Work instructions: Reproduce the records verbatim from their first line down through the line that contains "point-clim-ssp3 (578, 238, 591, 251)", including both of those lines.

::::

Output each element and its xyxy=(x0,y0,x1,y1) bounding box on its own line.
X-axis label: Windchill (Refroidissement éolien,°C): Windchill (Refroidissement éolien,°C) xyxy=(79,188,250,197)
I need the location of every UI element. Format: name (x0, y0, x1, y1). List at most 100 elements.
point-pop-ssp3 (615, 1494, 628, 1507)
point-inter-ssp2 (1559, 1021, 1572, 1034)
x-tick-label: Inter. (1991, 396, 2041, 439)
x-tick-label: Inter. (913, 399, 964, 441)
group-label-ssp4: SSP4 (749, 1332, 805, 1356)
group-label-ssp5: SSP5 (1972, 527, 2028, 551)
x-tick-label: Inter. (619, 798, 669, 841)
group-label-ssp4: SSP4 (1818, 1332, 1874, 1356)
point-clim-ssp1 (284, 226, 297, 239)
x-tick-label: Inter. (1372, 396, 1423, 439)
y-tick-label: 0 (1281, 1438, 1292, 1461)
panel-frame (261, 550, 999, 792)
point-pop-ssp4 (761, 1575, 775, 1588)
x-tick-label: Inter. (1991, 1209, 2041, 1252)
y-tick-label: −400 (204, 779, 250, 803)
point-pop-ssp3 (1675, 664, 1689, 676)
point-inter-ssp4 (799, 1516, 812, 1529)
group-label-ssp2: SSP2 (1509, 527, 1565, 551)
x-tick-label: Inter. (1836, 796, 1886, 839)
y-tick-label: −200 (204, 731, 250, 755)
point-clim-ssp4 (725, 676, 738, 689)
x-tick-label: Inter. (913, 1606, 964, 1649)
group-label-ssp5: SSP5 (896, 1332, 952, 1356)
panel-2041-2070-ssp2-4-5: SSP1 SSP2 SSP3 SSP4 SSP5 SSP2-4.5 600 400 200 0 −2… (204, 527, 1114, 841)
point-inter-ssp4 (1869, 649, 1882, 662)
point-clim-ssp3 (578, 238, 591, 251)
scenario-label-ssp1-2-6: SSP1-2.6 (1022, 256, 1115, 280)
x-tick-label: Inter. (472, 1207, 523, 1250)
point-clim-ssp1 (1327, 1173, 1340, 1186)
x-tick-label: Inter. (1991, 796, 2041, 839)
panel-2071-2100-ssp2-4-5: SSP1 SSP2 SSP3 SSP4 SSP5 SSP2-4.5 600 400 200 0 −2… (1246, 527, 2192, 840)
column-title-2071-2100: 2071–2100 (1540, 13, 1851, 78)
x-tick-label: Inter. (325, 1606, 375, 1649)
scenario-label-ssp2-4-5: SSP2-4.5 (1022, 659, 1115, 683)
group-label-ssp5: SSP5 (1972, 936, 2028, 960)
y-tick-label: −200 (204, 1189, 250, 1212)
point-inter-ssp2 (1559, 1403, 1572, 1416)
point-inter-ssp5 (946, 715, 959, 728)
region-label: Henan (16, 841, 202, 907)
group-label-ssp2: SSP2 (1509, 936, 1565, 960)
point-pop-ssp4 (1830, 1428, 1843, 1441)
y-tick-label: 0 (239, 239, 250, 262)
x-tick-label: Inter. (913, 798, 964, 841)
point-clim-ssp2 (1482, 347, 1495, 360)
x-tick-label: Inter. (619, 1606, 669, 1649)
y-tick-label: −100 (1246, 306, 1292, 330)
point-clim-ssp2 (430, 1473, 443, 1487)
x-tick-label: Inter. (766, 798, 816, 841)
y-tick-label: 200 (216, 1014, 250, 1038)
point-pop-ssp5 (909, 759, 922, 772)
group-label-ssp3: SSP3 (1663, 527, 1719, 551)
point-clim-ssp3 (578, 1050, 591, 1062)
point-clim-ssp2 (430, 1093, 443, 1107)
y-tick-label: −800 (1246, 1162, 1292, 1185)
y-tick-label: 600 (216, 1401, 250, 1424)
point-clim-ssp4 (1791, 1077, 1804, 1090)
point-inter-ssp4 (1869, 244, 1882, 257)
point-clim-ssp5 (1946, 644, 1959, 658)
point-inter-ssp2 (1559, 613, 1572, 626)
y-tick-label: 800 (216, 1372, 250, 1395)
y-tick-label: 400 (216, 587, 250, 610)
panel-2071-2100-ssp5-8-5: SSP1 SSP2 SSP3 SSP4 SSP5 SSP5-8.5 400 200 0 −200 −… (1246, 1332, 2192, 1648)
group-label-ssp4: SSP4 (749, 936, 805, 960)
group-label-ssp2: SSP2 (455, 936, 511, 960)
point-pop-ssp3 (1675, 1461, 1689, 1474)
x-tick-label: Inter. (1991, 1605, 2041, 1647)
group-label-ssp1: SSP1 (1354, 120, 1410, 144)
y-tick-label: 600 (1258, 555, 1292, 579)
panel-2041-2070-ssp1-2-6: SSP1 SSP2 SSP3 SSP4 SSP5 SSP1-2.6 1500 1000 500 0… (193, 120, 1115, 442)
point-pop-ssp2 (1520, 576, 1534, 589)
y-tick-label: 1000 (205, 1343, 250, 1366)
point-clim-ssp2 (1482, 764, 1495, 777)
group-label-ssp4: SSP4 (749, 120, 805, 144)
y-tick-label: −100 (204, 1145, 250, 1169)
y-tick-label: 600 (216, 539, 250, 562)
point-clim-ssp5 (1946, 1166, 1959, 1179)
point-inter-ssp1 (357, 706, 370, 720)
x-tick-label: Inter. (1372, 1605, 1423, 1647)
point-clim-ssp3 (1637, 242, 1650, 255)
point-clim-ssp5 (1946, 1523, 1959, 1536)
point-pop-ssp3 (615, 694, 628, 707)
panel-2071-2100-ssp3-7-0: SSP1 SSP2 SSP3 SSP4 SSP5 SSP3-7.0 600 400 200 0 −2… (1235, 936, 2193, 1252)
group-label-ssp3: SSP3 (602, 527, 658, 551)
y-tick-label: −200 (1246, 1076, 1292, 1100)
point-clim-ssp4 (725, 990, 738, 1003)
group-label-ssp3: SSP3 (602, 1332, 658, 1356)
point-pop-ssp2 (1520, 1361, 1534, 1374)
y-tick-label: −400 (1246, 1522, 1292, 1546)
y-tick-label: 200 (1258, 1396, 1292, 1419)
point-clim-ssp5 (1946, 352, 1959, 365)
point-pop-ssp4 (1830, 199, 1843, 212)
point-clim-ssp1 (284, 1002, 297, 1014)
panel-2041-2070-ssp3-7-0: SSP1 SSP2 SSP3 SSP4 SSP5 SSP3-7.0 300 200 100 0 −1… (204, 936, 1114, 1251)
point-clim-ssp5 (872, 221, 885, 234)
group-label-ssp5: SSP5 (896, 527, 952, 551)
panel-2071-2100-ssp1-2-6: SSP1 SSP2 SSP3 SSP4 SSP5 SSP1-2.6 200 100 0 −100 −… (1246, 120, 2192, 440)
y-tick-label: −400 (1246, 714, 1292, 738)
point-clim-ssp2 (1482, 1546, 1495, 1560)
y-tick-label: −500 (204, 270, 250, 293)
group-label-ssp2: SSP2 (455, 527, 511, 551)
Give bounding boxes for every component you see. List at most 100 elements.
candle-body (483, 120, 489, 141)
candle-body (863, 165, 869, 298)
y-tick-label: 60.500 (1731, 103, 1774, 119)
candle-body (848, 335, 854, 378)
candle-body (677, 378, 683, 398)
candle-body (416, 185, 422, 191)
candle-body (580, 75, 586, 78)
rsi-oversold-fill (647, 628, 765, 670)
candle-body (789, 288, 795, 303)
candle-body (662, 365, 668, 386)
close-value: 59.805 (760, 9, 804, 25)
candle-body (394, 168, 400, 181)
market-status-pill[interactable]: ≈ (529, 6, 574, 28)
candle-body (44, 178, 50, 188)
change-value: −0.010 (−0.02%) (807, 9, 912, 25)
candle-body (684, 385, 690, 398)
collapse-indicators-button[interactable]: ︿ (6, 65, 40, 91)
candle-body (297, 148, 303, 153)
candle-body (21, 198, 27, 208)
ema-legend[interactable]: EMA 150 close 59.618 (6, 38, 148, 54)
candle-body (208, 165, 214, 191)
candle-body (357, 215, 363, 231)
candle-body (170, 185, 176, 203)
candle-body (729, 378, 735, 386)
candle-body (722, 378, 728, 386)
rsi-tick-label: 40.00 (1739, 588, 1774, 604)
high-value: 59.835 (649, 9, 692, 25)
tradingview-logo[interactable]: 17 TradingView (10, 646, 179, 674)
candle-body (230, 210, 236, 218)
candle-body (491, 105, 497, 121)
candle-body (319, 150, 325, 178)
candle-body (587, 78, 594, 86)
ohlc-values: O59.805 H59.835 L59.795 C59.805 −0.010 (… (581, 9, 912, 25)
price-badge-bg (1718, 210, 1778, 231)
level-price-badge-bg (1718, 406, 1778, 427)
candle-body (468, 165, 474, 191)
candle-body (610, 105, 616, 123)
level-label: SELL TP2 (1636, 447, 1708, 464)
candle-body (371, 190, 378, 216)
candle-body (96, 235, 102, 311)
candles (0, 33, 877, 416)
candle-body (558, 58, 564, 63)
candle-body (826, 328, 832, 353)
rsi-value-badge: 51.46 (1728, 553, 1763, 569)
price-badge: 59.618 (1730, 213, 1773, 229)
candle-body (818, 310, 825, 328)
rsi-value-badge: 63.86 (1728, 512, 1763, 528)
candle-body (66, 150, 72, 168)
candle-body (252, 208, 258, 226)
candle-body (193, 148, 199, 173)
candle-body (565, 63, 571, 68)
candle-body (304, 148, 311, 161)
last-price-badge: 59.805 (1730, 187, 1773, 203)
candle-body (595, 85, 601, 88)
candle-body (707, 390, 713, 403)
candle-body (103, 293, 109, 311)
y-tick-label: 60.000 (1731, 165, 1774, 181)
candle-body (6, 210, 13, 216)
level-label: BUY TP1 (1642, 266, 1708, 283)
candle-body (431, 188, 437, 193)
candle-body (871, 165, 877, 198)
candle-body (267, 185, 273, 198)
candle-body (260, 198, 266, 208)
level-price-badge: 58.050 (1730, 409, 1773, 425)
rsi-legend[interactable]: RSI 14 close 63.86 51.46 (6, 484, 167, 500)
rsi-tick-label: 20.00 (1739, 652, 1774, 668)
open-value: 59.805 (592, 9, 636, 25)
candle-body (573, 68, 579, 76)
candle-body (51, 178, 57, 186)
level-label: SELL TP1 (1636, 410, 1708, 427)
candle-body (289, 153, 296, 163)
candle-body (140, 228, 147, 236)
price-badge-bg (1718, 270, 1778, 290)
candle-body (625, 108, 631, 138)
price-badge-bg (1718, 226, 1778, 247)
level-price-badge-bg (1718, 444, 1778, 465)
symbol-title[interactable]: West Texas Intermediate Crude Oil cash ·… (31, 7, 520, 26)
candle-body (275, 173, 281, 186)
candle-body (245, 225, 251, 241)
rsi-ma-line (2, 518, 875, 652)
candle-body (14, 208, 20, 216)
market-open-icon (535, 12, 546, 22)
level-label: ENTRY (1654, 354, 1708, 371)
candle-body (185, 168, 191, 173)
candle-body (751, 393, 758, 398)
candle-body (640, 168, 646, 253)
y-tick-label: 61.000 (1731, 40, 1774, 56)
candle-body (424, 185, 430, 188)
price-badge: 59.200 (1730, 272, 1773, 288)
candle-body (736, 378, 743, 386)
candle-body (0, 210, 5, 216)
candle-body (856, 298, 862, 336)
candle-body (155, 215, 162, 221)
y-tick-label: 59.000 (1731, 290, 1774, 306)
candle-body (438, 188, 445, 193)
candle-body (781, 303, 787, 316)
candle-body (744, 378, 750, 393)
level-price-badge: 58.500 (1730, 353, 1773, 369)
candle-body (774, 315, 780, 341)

::::

Answer for the task:
Output each element and its xyxy=(x0,y0,x1,y1) bounding box on its own line.
X-axis label: Windchill (Refroidissement éolien,°C): Windchill (Refroidissement éolien,°C) xyxy=(79,188,250,197)
I need the location of every UI element. Format: name (x0, y0, x1, y1). List at most 100 elements.
point-pop-ssp3 (615, 1494, 628, 1507)
point-inter-ssp2 (1559, 1021, 1572, 1034)
x-tick-label: Inter. (1991, 396, 2041, 439)
x-tick-label: Inter. (913, 399, 964, 441)
group-label-ssp4: SSP4 (749, 1332, 805, 1356)
group-label-ssp5: SSP5 (1972, 527, 2028, 551)
x-tick-label: Inter. (619, 798, 669, 841)
group-label-ssp4: SSP4 (1818, 1332, 1874, 1356)
point-clim-ssp1 (284, 226, 297, 239)
x-tick-label: Inter. (1372, 396, 1423, 439)
y-tick-label: 0 (1281, 1438, 1292, 1461)
panel-frame (261, 550, 999, 792)
point-pop-ssp4 (761, 1575, 775, 1588)
x-tick-label: Inter. (1991, 1209, 2041, 1252)
y-tick-label: −400 (204, 779, 250, 803)
point-pop-ssp3 (1675, 664, 1689, 676)
point-inter-ssp4 (799, 1516, 812, 1529)
group-label-ssp2: SSP2 (1509, 527, 1565, 551)
x-tick-label: Inter. (1836, 796, 1886, 839)
y-tick-label: −200 (204, 731, 250, 755)
point-clim-ssp4 (725, 676, 738, 689)
x-tick-label: Inter. (913, 1606, 964, 1649)
group-label-ssp5: SSP5 (896, 1332, 952, 1356)
panel-2041-2070-ssp2-4-5: SSP1 SSP2 SSP3 SSP4 SSP5 SSP2-4.5 600 400 200 0 −2… (204, 527, 1114, 841)
point-inter-ssp4 (1869, 649, 1882, 662)
point-clim-ssp3 (578, 238, 591, 251)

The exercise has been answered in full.